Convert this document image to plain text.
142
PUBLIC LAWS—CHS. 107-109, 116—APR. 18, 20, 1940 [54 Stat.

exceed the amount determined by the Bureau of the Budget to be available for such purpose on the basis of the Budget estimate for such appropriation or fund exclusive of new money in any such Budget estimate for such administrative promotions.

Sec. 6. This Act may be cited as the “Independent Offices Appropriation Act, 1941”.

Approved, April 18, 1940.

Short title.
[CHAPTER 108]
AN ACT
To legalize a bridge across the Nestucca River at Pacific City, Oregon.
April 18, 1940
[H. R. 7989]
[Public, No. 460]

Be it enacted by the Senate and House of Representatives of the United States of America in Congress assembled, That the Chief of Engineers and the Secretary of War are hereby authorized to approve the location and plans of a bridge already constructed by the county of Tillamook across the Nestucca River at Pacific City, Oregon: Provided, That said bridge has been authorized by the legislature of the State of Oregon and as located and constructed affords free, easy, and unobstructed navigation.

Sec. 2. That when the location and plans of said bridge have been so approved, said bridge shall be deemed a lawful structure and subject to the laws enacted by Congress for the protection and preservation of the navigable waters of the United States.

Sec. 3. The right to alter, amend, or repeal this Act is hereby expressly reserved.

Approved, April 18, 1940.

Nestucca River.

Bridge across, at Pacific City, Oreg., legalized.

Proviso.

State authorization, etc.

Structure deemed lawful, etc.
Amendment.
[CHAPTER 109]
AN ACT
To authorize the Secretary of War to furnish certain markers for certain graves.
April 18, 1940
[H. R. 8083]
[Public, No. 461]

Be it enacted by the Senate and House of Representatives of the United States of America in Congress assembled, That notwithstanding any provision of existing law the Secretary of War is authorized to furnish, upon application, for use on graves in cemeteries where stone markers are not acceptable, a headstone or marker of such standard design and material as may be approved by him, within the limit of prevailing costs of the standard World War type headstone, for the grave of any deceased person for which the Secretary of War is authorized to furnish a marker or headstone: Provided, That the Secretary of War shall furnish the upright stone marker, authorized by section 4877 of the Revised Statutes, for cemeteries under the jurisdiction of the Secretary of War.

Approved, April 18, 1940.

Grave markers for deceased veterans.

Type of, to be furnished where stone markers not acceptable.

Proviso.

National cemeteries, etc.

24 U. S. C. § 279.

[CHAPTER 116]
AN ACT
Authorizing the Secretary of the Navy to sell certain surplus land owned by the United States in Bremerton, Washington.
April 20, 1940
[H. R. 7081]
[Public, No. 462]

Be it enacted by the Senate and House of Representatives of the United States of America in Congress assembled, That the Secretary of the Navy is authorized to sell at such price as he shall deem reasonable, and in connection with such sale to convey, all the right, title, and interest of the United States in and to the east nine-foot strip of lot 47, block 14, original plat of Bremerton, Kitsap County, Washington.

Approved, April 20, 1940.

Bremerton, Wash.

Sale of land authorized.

+ + + + + + +

Write out the whole listing exactly.

■ RESULT OF THIS EXERCISE ■
Convert this document image to plain text.
142
PUBLIC LAWS—CHS. 107-109, 116—APR. 18, 20, 1940 [54 Stat.

exceed the amount determined by the Bureau of the Budget to be available for such purpose on the basis of the Budget estimate for such appropriation or fund exclusive of new money in any such Budget estimate for such administrative promotions.

Sec. 6. This Act may be cited as the “Independent Offices Appropriation Act, 1941”.

Approved, April 18, 1940.

Short title.
[CHAPTER 108]
AN ACT
To legalize a bridge across the Nestucca River at Pacific City, Oregon.
April 18, 1940
[H. R. 7989]
[Public, No. 460]

Be it enacted by the Senate and House of Representatives of the United States of America in Congress assembled, That the Chief of Engineers and the Secretary of War are hereby authorized to approve the location and plans of a bridge already constructed by the county of Tillamook across the Nestucca River at Pacific City, Oregon: Provided, That said bridge has been authorized by the legislature of the State of Oregon and as located and constructed affords free, easy, and unobstructed navigation.

Sec. 2. That when the location and plans of said bridge have been so approved, said bridge shall be deemed a lawful structure and subject to the laws enacted by Congress for the protection and preservation of the navigable waters of the United States.

Sec. 3. The right to alter, amend, or repeal this Act is hereby expressly reserved.

Approved, April 18, 1940.

Nestucca River.

Bridge across, at Pacific City, Oreg., legalized.

Proviso.

State authorization, etc.

Structure deemed lawful, etc.
Amendment.
[CHAPTER 109]
AN ACT
To authorize the Secretary of War to furnish certain markers for certain graves.
April 18, 1940
[H. R. 8083]
[Public, No. 461]

Be it enacted by the Senate and House of Representatives of the United States of America in Congress assembled, That notwithstanding any provision of existing law the Secretary of War is authorized to furnish, upon application, for use on graves in cemeteries where stone markers are not acceptable, a headstone or marker of such standard design and material as may be approved by him, within the limit of prevailing costs of the standard World War type headstone, for the grave of any deceased person for which the Secretary of War is authorized to furnish a marker or headstone: Provided, That the Secretary of War shall furnish the upright stone marker, authorized by section 4877 of the Revised Statutes, for cemeteries under the jurisdiction of the Secretary of War.

Approved, April 18, 1940.

Grave markers for deceased veterans.

Type of, to be furnished where stone markers not acceptable.

Proviso.

National cemeteries, etc.

24 U. S. C. § 279.

[CHAPTER 116]
AN ACT
Authorizing the Secretary of the Navy to sell certain surplus land owned by the United States in Bremerton, Washington.
April 20, 1940
[H. R. 7081]
[Public, No. 462]

Be it enacted by the Senate and House of Representatives of the United States of America in Congress assembled, That the Secretary of the Navy is authorized to sell at such price as he shall deem reasonable, and in connection with such sale to convey, all the right, title, and interest of the United States in and to the east nine-foot strip of lot 47, block 14, original plat of Bremerton, Kitsap County, Washington.

Approved, April 20, 1940.

Bremerton, Wash.

Sale of land authorized.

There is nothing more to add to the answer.